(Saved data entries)
════════

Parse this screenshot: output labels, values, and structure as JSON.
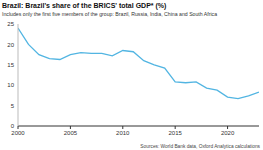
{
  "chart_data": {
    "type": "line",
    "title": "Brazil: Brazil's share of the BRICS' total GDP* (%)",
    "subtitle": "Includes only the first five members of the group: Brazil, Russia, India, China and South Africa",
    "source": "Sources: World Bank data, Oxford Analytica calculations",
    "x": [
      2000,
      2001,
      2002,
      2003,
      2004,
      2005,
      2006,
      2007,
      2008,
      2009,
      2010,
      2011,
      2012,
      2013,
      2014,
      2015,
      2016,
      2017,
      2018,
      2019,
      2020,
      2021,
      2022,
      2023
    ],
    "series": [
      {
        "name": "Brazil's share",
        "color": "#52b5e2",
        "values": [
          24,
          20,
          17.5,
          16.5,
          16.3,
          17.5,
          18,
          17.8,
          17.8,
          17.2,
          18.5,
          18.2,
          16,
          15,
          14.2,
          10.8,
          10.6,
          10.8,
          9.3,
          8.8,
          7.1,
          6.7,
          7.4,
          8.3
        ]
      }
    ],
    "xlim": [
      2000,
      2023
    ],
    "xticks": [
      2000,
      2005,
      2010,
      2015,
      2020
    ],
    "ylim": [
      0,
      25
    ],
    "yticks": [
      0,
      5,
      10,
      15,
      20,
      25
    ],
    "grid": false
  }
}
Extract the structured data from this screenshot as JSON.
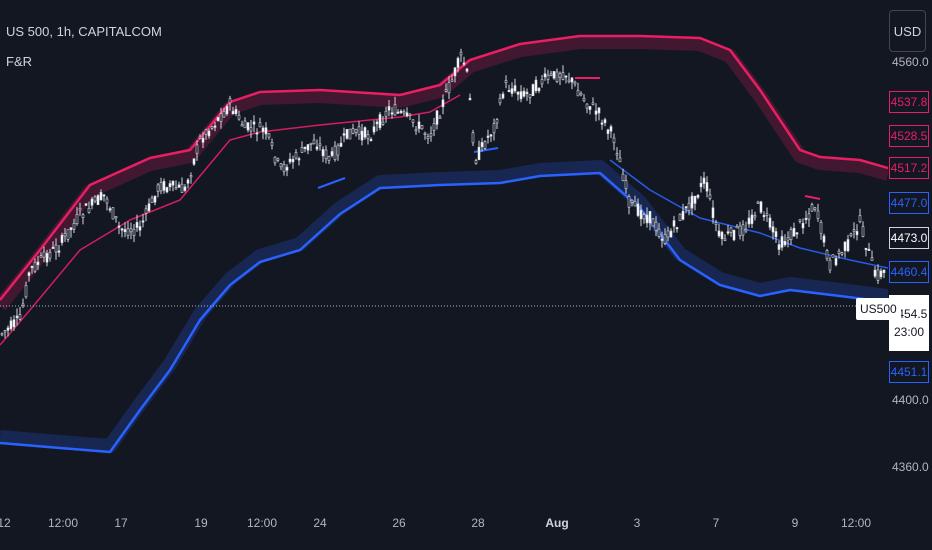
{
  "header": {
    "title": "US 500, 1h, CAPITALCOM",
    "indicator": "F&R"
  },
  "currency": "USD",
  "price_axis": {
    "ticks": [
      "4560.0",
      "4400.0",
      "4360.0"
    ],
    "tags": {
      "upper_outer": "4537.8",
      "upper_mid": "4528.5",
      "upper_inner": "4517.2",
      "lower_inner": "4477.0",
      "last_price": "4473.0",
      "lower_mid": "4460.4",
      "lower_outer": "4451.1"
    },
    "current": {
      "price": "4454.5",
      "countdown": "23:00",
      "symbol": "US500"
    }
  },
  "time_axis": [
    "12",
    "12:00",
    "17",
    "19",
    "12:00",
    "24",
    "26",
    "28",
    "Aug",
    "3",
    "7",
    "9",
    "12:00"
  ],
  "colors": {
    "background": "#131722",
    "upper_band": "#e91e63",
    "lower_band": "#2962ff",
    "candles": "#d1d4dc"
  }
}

════════

Directive: Go through the data above and transcribe it in full, omitting any image.

Response for this exercise:
Parse this screenshot: output labels, values, and structure as JSON.
{
  "chart_data": {
    "type": "line",
    "title": "Brazil: Brazil's share of the BRICS' total GDP* (%)",
    "subtitle": "Includes only the first five members of the group: Brazil, Russia, India, China and South Africa",
    "source": "Sources: World Bank data, Oxford Analytica calculations",
    "x": [
      2000,
      2001,
      2002,
      2003,
      2004,
      2005,
      2006,
      2007,
      2008,
      2009,
      2010,
      2011,
      2012,
      2013,
      2014,
      2015,
      2016,
      2017,
      2018,
      2019,
      2020,
      2021,
      2022,
      2023
    ],
    "series": [
      {
        "name": "Brazil's share",
        "color": "#52b5e2",
        "values": [
          24,
          20,
          17.5,
          16.5,
          16.3,
          17.5,
          18,
          17.8,
          17.8,
          17.2,
          18.5,
          18.2,
          16,
          15,
          14.2,
          10.8,
          10.6,
          10.8,
          9.3,
          8.8,
          7.1,
          6.7,
          7.4,
          8.3
        ]
      }
    ],
    "xlim": [
      2000,
      2023
    ],
    "xticks": [
      2000,
      2005,
      2010,
      2015,
      2020
    ],
    "ylim": [
      0,
      25
    ],
    "yticks": [
      0,
      5,
      10,
      15,
      20,
      25
    ],
    "grid": false
  }
}
Extract the structured data from this screenshot as JSON.
{
  "header": {
    "title": "US 500, 1h, CAPITALCOM",
    "indicator": "F&R"
  },
  "currency": "USD",
  "price_axis": {
    "ticks": [
      "4560.0",
      "4400.0",
      "4360.0"
    ],
    "tags": {
      "upper_outer": "4537.8",
      "upper_mid": "4528.5",
      "upper_inner": "4517.2",
      "lower_inner": "4477.0",
      "last_price": "4473.0",
      "lower_mid": "4460.4",
      "lower_outer": "4451.1"
    },
    "current": {
      "price": "4454.5",
      "countdown": "23:00",
      "symbol": "US500"
    }
  },
  "time_axis": [
    "12",
    "12:00",
    "17",
    "19",
    "12:00",
    "24",
    "26",
    "28",
    "Aug",
    "3",
    "7",
    "9",
    "12:00"
  ],
  "colors": {
    "background": "#131722",
    "upper_band": "#e91e63",
    "lower_band": "#2962ff",
    "candles": "#d1d4dc"
  }
}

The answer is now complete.